— Start —

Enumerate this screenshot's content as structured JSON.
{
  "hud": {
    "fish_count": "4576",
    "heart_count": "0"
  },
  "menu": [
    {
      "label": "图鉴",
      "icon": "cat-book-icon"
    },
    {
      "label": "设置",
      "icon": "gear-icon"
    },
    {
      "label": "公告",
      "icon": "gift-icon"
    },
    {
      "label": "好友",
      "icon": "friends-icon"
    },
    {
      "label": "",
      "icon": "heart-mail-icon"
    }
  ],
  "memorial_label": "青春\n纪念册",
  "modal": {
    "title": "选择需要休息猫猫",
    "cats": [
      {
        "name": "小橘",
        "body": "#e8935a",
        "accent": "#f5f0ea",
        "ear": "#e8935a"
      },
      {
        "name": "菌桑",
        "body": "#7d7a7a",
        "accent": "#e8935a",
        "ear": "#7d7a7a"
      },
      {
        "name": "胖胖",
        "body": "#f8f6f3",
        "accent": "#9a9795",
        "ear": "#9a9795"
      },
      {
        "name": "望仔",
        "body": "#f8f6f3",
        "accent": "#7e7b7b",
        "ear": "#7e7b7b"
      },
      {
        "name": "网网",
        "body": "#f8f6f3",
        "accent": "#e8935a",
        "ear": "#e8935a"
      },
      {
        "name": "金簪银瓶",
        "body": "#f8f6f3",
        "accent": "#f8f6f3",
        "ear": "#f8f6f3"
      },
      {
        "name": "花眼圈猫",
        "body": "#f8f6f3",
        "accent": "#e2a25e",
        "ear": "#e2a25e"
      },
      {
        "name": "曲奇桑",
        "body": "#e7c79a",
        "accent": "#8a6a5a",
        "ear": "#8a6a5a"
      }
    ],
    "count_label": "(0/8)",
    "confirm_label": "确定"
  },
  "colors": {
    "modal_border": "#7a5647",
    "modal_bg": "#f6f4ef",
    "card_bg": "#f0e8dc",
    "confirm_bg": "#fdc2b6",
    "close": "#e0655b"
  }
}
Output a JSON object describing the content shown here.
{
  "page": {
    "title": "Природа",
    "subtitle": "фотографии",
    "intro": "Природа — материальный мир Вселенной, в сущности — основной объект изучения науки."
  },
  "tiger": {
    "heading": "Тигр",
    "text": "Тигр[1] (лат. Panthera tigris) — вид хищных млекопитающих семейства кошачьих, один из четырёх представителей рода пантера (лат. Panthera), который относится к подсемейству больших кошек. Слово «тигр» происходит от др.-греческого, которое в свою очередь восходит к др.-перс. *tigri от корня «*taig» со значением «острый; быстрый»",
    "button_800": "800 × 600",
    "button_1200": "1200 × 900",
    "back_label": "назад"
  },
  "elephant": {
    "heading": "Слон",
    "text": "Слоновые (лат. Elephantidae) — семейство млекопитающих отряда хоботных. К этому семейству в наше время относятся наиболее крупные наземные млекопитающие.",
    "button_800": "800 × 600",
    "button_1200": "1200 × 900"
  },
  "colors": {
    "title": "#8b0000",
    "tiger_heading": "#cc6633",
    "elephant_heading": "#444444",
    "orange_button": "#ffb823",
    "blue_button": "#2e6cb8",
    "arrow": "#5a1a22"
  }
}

— End —

What is asked:
What is needed here is an exact reproduction of all the entries.

Expected output:
Enumerate this screenshot's content as structured JSON.
{
  "hud": {
    "fish_count": "4576",
    "heart_count": "0"
  },
  "menu": [
    {
      "label": "图鉴",
      "icon": "cat-book-icon"
    },
    {
      "label": "设置",
      "icon": "gear-icon"
    },
    {
      "label": "公告",
      "icon": "gift-icon"
    },
    {
      "label": "好友",
      "icon": "friends-icon"
    },
    {
      "label": "",
      "icon": "heart-mail-icon"
    }
  ],
  "memorial_label": "青春\n纪念册",
  "modal": {
    "title": "选择需要休息猫猫",
    "cats": [
      {
        "name": "小橘",
        "body": "#e8935a",
        "accent": "#f5f0ea",
        "ear": "#e8935a"
      },
      {
        "name": "菌桑",
        "body": "#7d7a7a",
        "accent": "#e8935a",
        "ear": "#7d7a7a"
      },
      {
        "name": "胖胖",
        "body": "#f8f6f3",
        "accent": "#9a9795",
        "ear": "#9a9795"
      },
      {
        "name": "望仔",
        "body": "#f8f6f3",
        "accent": "#7e7b7b",
        "ear": "#7e7b7b"
      },
      {
        "name": "网网",
        "body": "#f8f6f3",
        "accent": "#e8935a",
        "ear": "#e8935a"
      },
      {
        "name": "金簪银瓶",
        "body": "#f8f6f3",
        "accent": "#f8f6f3",
        "ear": "#f8f6f3"
      },
      {
        "name": "花眼圈猫",
        "body": "#f8f6f3",
        "accent": "#e2a25e",
        "ear": "#e2a25e"
      },
      {
        "name": "曲奇桑",
        "body": "#e7c79a",
        "accent": "#8a6a5a",
        "ear": "#8a6a5a"
      }
    ],
    "count_label": "(0/8)",
    "confirm_label": "确定"
  },
  "colors": {
    "modal_border": "#7a5647",
    "modal_bg": "#f6f4ef",
    "card_bg": "#f0e8dc",
    "confirm_bg": "#fdc2b6",
    "close": "#e0655b"
  }
}
Output a JSON object describing the content shown here.
{
  "page": {
    "title": "Природа",
    "subtitle": "фотографии",
    "intro": "Природа — материальный мир Вселенной, в сущности — основной объект изучения науки."
  },
  "tiger": {
    "heading": "Тигр",
    "text": "Тигр[1] (лат. Panthera tigris) — вид хищных млекопитающих семейства кошачьих, один из четырёх представителей рода пантера (лат. Panthera), который относится к подсемейству больших кошек. Слово «тигр» происходит от др.-греческого, которое в свою очередь восходит к др.-перс. *tigri от корня «*taig» со значением «острый; быстрый»",
    "button_800": "800 × 600",
    "button_1200": "1200 × 900",
    "back_label": "назад"
  },
  "elephant": {
    "heading": "Слон",
    "text": "Слоновые (лат. Elephantidae) — семейство млекопитающих отряда хоботных. К этому семейству в наше время относятся наиболее крупные наземные млекопитающие.",
    "button_800": "800 × 600",
    "button_1200": "1200 × 900"
  },
  "colors": {
    "title": "#8b0000",
    "tiger_heading": "#cc6633",
    "elephant_heading": "#444444",
    "orange_button": "#ffb823",
    "blue_button": "#2e6cb8",
    "arrow": "#5a1a22"
  }
}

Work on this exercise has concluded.